Material for this exercise =>
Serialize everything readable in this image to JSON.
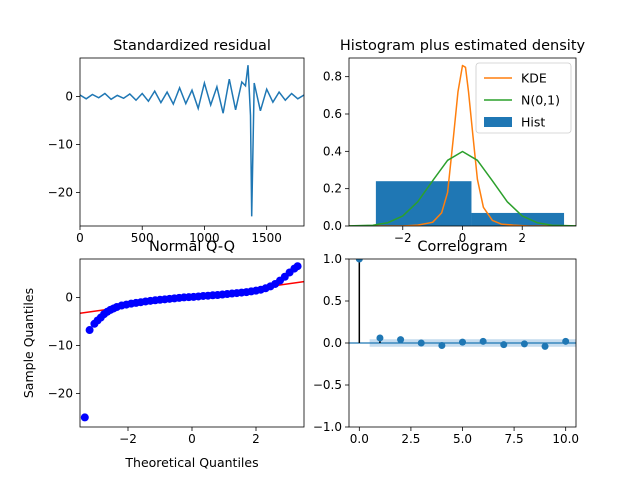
{
  "colors": {
    "series_blue": "#1f77b4",
    "kde_orange": "#ff7f0e",
    "normal_green": "#2ca02c",
    "qq_points": "#0000ff",
    "qq_line": "#ff0000",
    "confidence_band": "#9fc4e4",
    "axes": "#000000"
  },
  "chart_data": [
    {
      "id": "standardized-residual",
      "type": "line",
      "title": "Standardized residual",
      "xlabel": "",
      "ylabel": "",
      "xlim": [
        0,
        1800
      ],
      "ylim": [
        -27,
        8
      ],
      "x_ticks": [
        0,
        500,
        1000,
        1500
      ],
      "x_tick_labels": [
        "0",
        "500",
        "1000",
        "1500"
      ],
      "y_ticks": [
        0,
        -10,
        -20
      ],
      "y_tick_labels": [
        "0",
        "−10",
        "−20"
      ],
      "series": [
        {
          "x": [
            0,
            50,
            100,
            150,
            200,
            250,
            300,
            350,
            400,
            450,
            500,
            550,
            600,
            650,
            700,
            750,
            800,
            850,
            900,
            950,
            1000,
            1050,
            1100,
            1150,
            1200,
            1250,
            1300,
            1330,
            1350,
            1370,
            1380,
            1400,
            1450,
            1500,
            1550,
            1600,
            1650,
            1700,
            1750,
            1800
          ],
          "y": [
            0.3,
            -0.5,
            0.4,
            -0.3,
            0.6,
            -0.6,
            0.2,
            -0.4,
            0.5,
            -0.8,
            0.6,
            -1.0,
            1.1,
            -1.3,
            0.9,
            -1.6,
            1.8,
            -1.5,
            1.3,
            -2.5,
            2.8,
            -1.8,
            2.0,
            -3.5,
            3.6,
            -2.8,
            3.0,
            2.2,
            6.5,
            -4.0,
            -25.0,
            2.8,
            -3.0,
            1.5,
            -1.2,
            0.9,
            -0.8,
            0.6,
            -0.5,
            0.3
          ]
        }
      ],
      "grid": false
    },
    {
      "id": "histogram-density",
      "type": "bar",
      "title": "Histogram plus estimated density",
      "xlabel": "",
      "ylabel": "",
      "xlim": [
        -3.8,
        3.8
      ],
      "ylim": [
        0,
        0.9
      ],
      "x_ticks": [
        -2,
        0,
        2
      ],
      "x_tick_labels": [
        "−2",
        "0",
        "2"
      ],
      "y_ticks": [
        0,
        0.2,
        0.4,
        0.6,
        0.8
      ],
      "y_tick_labels": [
        "0.0",
        "0.2",
        "0.4",
        "0.6",
        "0.8"
      ],
      "legend": {
        "position": "top-right",
        "entries": [
          "KDE",
          "N(0,1)",
          "Hist"
        ]
      },
      "hist": {
        "bin_edges": [
          -2.9,
          0.3,
          3.4
        ],
        "values": [
          0.24,
          0.07
        ]
      },
      "series": [
        {
          "name": "KDE",
          "x": [
            -3.8,
            -2.0,
            -1.5,
            -1.0,
            -0.7,
            -0.5,
            -0.3,
            -0.15,
            0.0,
            0.1,
            0.2,
            0.35,
            0.5,
            0.7,
            1.0,
            1.3,
            1.7,
            2.2,
            3.8
          ],
          "y": [
            0.0,
            0.0,
            0.005,
            0.02,
            0.07,
            0.18,
            0.48,
            0.72,
            0.86,
            0.85,
            0.72,
            0.48,
            0.25,
            0.1,
            0.03,
            0.01,
            0.005,
            0.0,
            0.0
          ]
        },
        {
          "name": "N(0,1)",
          "x": [
            -3.8,
            -3.0,
            -2.5,
            -2.0,
            -1.5,
            -1.0,
            -0.5,
            0.0,
            0.5,
            1.0,
            1.5,
            2.0,
            2.5,
            3.0,
            3.8
          ],
          "y": [
            0.0003,
            0.0044,
            0.0175,
            0.054,
            0.1295,
            0.242,
            0.352,
            0.399,
            0.352,
            0.242,
            0.1295,
            0.054,
            0.0175,
            0.0044,
            0.0003
          ]
        }
      ],
      "grid": false
    },
    {
      "id": "normal-qq",
      "type": "scatter",
      "title": "Normal Q-Q",
      "xlabel": "Theoretical Quantiles",
      "ylabel": "Sample Quantiles",
      "xlim": [
        -3.5,
        3.5
      ],
      "ylim": [
        -27,
        8
      ],
      "x_ticks": [
        -2,
        0,
        2
      ],
      "x_tick_labels": [
        "−2",
        "0",
        "2"
      ],
      "y_ticks": [
        0,
        -10,
        -20
      ],
      "y_tick_labels": [
        "0",
        "−10",
        "−20"
      ],
      "points": {
        "x": [
          -3.35,
          -3.2,
          -3.05,
          -2.95,
          -2.85,
          -2.75,
          -2.65,
          -2.55,
          -2.45,
          -2.35,
          -2.2,
          -2.05,
          -1.9,
          -1.75,
          -1.6,
          -1.45,
          -1.3,
          -1.15,
          -1.0,
          -0.85,
          -0.7,
          -0.55,
          -0.4,
          -0.25,
          -0.1,
          0.05,
          0.2,
          0.35,
          0.5,
          0.65,
          0.8,
          0.95,
          1.1,
          1.25,
          1.4,
          1.55,
          1.7,
          1.85,
          2.0,
          2.15,
          2.3,
          2.45,
          2.6,
          2.75,
          2.9,
          3.05,
          3.2,
          3.3
        ],
        "y": [
          -25.0,
          -6.8,
          -5.5,
          -4.8,
          -4.2,
          -3.5,
          -3.0,
          -2.6,
          -2.3,
          -2.0,
          -1.7,
          -1.5,
          -1.3,
          -1.15,
          -1.0,
          -0.85,
          -0.72,
          -0.6,
          -0.5,
          -0.4,
          -0.3,
          -0.2,
          -0.1,
          0.0,
          0.05,
          0.1,
          0.2,
          0.3,
          0.35,
          0.45,
          0.5,
          0.6,
          0.7,
          0.8,
          0.9,
          1.0,
          1.1,
          1.25,
          1.4,
          1.6,
          1.9,
          2.3,
          2.8,
          3.5,
          4.3,
          5.2,
          6.0,
          6.5
        ]
      },
      "reference_line": {
        "x": [
          -3.5,
          3.5
        ],
        "y": [
          -3.3,
          3.3
        ]
      },
      "grid": false
    },
    {
      "id": "correlogram",
      "type": "bar",
      "title": "Correlogram",
      "xlabel": "",
      "ylabel": "",
      "xlim": [
        -0.5,
        10.5
      ],
      "ylim": [
        -1.0,
        1.0
      ],
      "x_ticks": [
        0,
        2.5,
        5,
        7.5,
        10
      ],
      "x_tick_labels": [
        "0.0",
        "2.5",
        "5.0",
        "7.5",
        "10.0"
      ],
      "y_ticks": [
        1.0,
        0.5,
        0.0,
        -0.5,
        -1.0
      ],
      "y_tick_labels": [
        "1.0",
        "0.5",
        "0.0",
        "−0.5",
        "−1.0"
      ],
      "lags": [
        0,
        1,
        2,
        3,
        4,
        5,
        6,
        7,
        8,
        9,
        10
      ],
      "values": [
        1.0,
        0.06,
        0.04,
        0.0,
        -0.03,
        0.01,
        0.02,
        -0.02,
        -0.01,
        -0.04,
        0.02
      ],
      "confidence_band": {
        "lower": -0.045,
        "upper": 0.045
      },
      "grid": false
    }
  ]
}
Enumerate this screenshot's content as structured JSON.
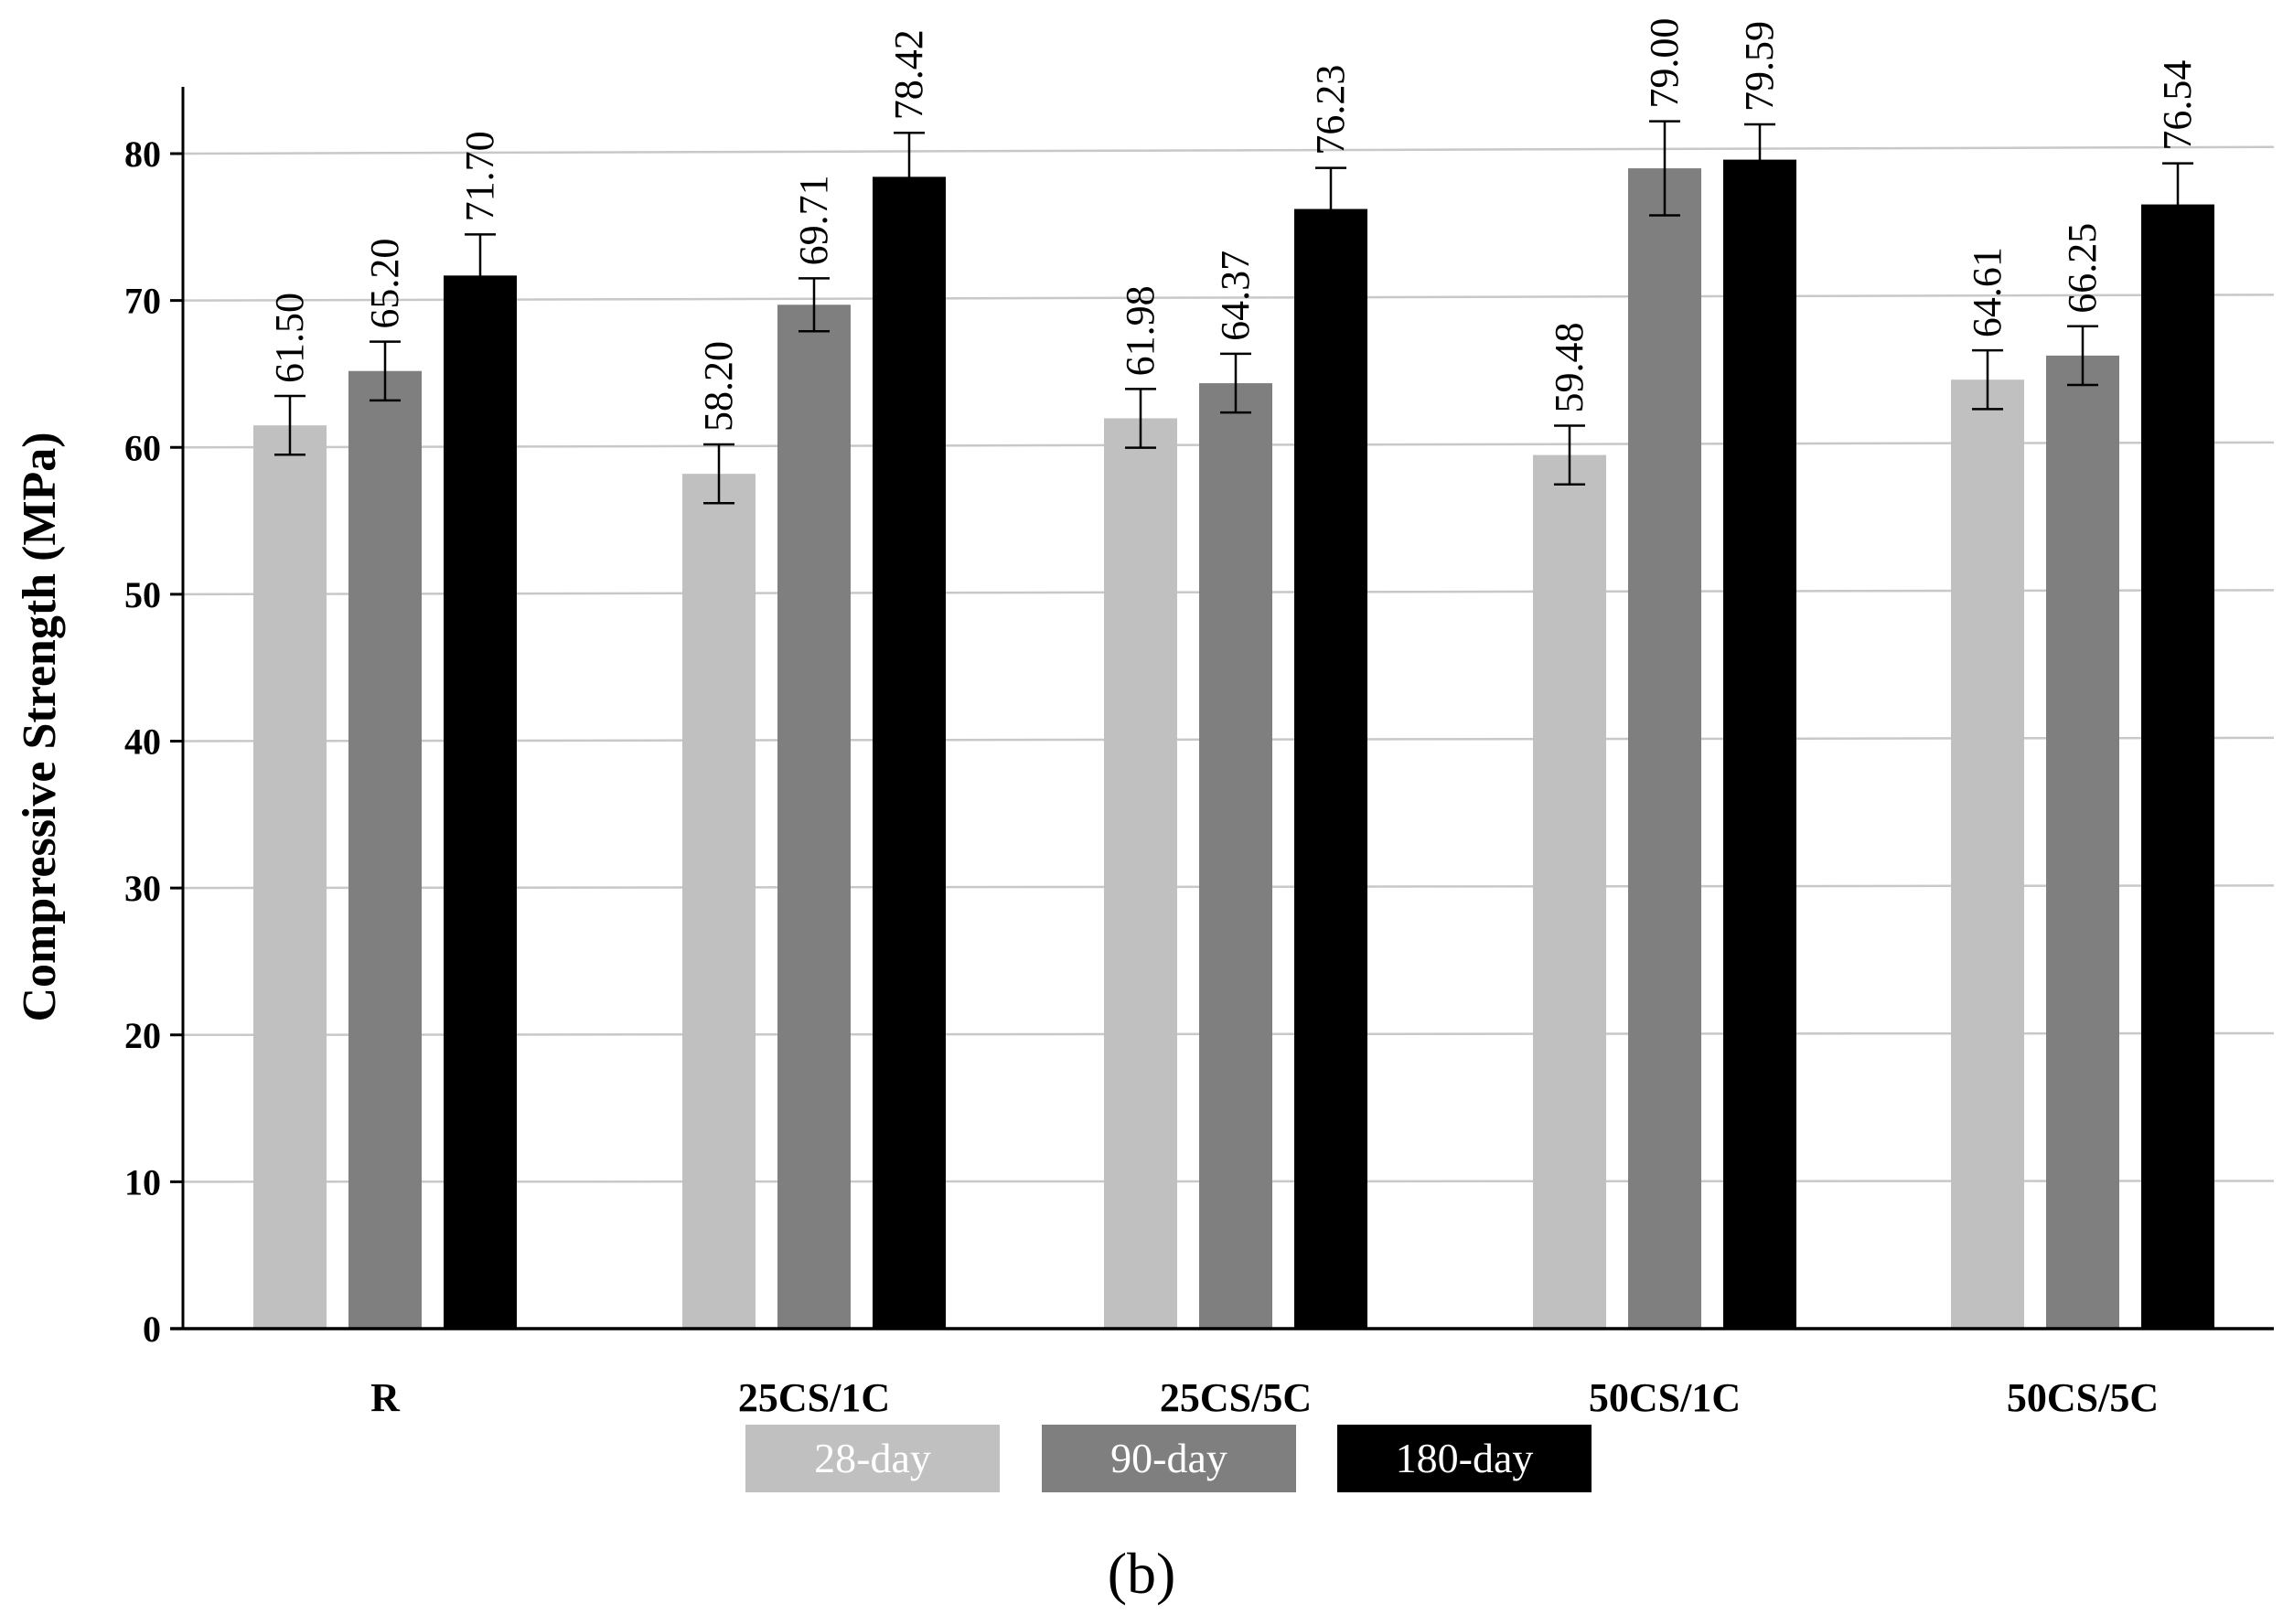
{
  "chart_data": {
    "type": "bar",
    "ylabel": "Compressive Strength (MPa)",
    "xlabel": "",
    "ylim": [
      0,
      85
    ],
    "yticks": [
      0,
      10,
      20,
      30,
      40,
      50,
      60,
      70,
      80
    ],
    "grid": true,
    "legend_position": "bottom",
    "categories": [
      "R",
      "25CS/1C",
      "25CS/5C",
      "50CS/1C",
      "50CS/5C"
    ],
    "series": [
      {
        "name": "28-day",
        "color": "#c0c0c0",
        "values": [
          61.5,
          58.2,
          61.98,
          59.48,
          64.61
        ],
        "labels": [
          "61.50",
          "58.20",
          "61.98",
          "59.48",
          "64.61"
        ],
        "errors": [
          2.0,
          2.0,
          2.0,
          2.0,
          2.0
        ]
      },
      {
        "name": "90-day",
        "color": "#7f7f7f",
        "values": [
          65.2,
          69.71,
          64.37,
          79.0,
          66.25
        ],
        "labels": [
          "65.20",
          "69.71",
          "64.37",
          "79.00",
          "66.25"
        ],
        "errors": [
          2.0,
          1.8,
          2.0,
          3.2,
          2.0
        ]
      },
      {
        "name": "180-day",
        "color": "#000000",
        "values": [
          71.7,
          78.42,
          76.23,
          79.59,
          76.54
        ],
        "labels": [
          "71.70",
          "78.42",
          "76.23",
          "79.59",
          "76.54"
        ],
        "errors": [
          2.8,
          3.0,
          2.8,
          2.4,
          2.8
        ]
      }
    ]
  },
  "caption": "(b)"
}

Exercise brief =>
Search the records for the word "type". Copy every line that has it.

Solved exercise =>
      "type": "line",
      "type": "bar",
      "type": "scatter",
      "type": "bar",
    "type": "bar",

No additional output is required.